# SUPPLIED MATERIAL start

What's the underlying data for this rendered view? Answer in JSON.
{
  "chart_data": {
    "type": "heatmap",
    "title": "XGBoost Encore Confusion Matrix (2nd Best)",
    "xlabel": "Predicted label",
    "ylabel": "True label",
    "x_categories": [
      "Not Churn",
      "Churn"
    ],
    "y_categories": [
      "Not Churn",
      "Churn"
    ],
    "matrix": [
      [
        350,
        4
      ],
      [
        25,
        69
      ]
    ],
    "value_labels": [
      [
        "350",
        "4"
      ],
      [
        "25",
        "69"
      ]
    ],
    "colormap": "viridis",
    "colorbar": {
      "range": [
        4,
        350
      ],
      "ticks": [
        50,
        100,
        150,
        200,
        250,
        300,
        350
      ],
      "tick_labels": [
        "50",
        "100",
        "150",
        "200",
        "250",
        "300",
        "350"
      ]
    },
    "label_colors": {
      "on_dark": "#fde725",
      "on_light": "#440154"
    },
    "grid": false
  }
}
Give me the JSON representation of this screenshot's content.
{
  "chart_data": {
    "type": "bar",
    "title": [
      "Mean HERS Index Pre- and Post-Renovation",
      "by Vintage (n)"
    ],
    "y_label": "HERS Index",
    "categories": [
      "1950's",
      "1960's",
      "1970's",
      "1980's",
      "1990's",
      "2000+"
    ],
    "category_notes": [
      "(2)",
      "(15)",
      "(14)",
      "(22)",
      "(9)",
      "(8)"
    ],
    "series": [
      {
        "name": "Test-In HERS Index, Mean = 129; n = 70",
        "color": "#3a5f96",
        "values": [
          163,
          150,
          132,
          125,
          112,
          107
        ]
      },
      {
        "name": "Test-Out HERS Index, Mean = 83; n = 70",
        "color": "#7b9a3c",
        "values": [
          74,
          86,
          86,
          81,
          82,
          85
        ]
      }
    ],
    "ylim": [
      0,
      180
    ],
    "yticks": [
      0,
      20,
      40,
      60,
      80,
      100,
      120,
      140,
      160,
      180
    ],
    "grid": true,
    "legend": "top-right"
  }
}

# SUPPLIED MATERIAL end

Each line of the material should be echoed exactly.

What's the underlying data for this rendered view? Answer in JSON.
{
  "chart_data": {
    "type": "heatmap",
    "title": "XGBoost Encore Confusion Matrix (2nd Best)",
    "xlabel": "Predicted label",
    "ylabel": "True label",
    "x_categories": [
      "Not Churn",
      "Churn"
    ],
    "y_categories": [
      "Not Churn",
      "Churn"
    ],
    "matrix": [
      [
        350,
        4
      ],
      [
        25,
        69
      ]
    ],
    "value_labels": [
      [
        "350",
        "4"
      ],
      [
        "25",
        "69"
      ]
    ],
    "colormap": "viridis",
    "colorbar": {
      "range": [
        4,
        350
      ],
      "ticks": [
        50,
        100,
        150,
        200,
        250,
        300,
        350
      ],
      "tick_labels": [
        "50",
        "100",
        "150",
        "200",
        "250",
        "300",
        "350"
      ]
    },
    "label_colors": {
      "on_dark": "#fde725",
      "on_light": "#440154"
    },
    "grid": false
  }
}
Give me the JSON representation of this screenshot's content.
{
  "chart_data": {
    "type": "bar",
    "title": [
      "Mean HERS Index Pre- and Post-Renovation",
      "by Vintage (n)"
    ],
    "y_label": "HERS Index",
    "categories": [
      "1950's",
      "1960's",
      "1970's",
      "1980's",
      "1990's",
      "2000+"
    ],
    "category_notes": [
      "(2)",
      "(15)",
      "(14)",
      "(22)",
      "(9)",
      "(8)"
    ],
    "series": [
      {
        "name": "Test-In HERS Index, Mean = 129; n = 70",
        "color": "#3a5f96",
        "values": [
          163,
          150,
          132,
          125,
          112,
          107
        ]
      },
      {
        "name": "Test-Out HERS Index, Mean = 83; n = 70",
        "color": "#7b9a3c",
        "values": [
          74,
          86,
          86,
          81,
          82,
          85
        ]
      }
    ],
    "ylim": [
      0,
      180
    ],
    "yticks": [
      0,
      20,
      40,
      60,
      80,
      100,
      120,
      140,
      160,
      180
    ],
    "grid": true,
    "legend": "top-right"
  }
}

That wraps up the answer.